PROBLEM DESCRIPTION
Check each line for the word "megsemmisítése" and give how many have it. Say nothing else.

EXCERPTED RECORDS
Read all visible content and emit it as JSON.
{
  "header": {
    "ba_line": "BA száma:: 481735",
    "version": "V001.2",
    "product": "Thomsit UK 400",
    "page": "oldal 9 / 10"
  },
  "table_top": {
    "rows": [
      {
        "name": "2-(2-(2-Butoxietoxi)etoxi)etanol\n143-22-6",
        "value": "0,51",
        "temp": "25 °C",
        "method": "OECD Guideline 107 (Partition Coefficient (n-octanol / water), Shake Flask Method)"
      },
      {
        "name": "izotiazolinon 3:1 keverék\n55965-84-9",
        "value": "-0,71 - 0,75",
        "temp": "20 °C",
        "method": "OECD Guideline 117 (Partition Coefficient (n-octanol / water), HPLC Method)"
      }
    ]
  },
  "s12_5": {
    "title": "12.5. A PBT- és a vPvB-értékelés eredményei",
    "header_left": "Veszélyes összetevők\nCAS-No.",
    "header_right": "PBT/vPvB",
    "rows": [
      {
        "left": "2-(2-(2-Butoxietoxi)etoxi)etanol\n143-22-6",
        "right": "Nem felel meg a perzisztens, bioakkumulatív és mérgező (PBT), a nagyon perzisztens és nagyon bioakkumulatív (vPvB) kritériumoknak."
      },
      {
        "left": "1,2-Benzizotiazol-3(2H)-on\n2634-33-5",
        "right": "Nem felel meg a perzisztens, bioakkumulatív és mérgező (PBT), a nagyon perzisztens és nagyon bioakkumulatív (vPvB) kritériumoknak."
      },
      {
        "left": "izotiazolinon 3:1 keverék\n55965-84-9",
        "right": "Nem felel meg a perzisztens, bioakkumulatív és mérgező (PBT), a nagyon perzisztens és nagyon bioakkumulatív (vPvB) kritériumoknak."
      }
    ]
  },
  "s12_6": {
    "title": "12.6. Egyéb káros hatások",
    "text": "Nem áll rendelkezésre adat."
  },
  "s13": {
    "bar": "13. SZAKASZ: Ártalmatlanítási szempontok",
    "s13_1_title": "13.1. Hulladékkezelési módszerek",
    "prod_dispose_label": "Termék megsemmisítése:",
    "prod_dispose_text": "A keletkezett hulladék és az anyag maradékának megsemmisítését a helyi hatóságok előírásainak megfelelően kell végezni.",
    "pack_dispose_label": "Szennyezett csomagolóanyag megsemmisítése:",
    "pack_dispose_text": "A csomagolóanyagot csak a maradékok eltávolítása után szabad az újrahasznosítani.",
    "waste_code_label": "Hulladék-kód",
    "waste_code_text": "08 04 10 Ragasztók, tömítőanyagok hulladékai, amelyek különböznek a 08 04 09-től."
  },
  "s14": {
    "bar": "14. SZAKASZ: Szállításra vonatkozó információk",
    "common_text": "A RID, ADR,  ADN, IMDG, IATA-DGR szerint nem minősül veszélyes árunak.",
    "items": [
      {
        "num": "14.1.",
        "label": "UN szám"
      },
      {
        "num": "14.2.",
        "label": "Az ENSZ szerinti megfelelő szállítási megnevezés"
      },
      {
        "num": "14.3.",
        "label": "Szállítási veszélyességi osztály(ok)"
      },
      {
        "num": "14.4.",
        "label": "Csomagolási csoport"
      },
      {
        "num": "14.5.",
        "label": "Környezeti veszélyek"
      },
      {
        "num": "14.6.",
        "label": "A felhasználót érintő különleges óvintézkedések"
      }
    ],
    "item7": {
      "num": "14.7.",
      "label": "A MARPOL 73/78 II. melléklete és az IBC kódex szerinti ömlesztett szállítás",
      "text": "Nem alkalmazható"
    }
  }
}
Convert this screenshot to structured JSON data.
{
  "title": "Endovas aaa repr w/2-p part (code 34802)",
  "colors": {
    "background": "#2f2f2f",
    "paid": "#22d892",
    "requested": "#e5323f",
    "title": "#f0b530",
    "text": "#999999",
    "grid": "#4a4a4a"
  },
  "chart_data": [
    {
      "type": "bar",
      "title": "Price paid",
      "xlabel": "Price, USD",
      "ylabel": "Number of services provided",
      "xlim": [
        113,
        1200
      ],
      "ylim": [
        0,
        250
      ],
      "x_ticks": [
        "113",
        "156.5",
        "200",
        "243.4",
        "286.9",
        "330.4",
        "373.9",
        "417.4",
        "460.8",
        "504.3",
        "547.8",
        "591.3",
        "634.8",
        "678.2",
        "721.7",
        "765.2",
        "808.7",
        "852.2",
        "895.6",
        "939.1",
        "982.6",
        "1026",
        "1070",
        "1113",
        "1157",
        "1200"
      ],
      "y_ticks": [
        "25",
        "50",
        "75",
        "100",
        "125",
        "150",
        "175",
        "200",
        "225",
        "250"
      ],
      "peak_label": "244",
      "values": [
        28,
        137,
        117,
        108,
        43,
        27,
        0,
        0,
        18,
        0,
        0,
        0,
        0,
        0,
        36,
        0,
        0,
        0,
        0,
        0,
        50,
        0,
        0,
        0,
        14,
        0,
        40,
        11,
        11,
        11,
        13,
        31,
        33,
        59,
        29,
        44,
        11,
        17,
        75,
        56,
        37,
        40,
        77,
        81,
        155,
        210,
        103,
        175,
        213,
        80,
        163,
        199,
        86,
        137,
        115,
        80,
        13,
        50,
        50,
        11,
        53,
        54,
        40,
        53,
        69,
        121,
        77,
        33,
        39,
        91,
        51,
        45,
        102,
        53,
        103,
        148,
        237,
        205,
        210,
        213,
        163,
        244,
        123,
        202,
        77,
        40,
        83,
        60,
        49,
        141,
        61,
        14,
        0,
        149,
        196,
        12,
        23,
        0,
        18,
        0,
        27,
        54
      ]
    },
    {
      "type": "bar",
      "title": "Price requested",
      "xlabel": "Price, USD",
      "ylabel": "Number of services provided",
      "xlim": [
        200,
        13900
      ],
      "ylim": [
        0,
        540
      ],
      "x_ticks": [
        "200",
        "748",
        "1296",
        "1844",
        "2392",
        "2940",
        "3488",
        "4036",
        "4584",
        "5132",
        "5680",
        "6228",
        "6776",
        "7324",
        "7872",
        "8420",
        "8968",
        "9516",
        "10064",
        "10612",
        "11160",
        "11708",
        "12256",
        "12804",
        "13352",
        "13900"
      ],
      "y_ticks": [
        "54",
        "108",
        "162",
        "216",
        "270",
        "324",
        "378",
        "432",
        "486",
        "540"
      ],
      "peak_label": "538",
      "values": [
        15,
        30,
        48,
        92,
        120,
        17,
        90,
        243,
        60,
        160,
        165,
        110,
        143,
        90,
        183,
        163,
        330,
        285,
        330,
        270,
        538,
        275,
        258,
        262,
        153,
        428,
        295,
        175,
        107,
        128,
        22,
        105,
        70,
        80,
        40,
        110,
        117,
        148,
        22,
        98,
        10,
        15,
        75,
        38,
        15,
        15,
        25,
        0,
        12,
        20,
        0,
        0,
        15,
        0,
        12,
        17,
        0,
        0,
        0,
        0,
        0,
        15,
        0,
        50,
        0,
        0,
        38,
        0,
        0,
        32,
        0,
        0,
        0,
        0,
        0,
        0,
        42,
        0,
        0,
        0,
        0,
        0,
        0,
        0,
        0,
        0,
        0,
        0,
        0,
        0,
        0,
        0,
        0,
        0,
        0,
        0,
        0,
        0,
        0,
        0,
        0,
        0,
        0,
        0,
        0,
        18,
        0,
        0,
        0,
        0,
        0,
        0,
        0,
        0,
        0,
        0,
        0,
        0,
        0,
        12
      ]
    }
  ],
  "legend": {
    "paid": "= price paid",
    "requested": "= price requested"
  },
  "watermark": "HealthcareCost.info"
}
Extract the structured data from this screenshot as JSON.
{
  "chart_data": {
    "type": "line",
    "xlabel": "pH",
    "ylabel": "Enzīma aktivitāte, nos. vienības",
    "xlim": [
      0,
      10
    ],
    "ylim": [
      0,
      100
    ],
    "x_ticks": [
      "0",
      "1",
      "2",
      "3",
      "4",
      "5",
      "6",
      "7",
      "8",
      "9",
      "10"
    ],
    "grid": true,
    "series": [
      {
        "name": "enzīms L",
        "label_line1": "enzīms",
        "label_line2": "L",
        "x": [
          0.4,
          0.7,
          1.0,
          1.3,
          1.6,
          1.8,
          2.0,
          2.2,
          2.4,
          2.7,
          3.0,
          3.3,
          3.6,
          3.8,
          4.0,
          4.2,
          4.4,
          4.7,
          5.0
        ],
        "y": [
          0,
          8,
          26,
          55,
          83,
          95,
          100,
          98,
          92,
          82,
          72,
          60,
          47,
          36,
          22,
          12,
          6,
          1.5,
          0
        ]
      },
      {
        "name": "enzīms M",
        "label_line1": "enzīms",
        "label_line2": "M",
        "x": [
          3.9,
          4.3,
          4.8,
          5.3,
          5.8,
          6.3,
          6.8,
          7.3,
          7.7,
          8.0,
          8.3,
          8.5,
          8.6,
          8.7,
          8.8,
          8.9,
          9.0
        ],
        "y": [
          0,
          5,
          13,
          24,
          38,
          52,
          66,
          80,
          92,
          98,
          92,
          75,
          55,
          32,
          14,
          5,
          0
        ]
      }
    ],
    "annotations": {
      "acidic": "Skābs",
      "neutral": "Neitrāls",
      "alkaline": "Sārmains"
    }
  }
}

OUTPUT FOR THIS EXERCISE
2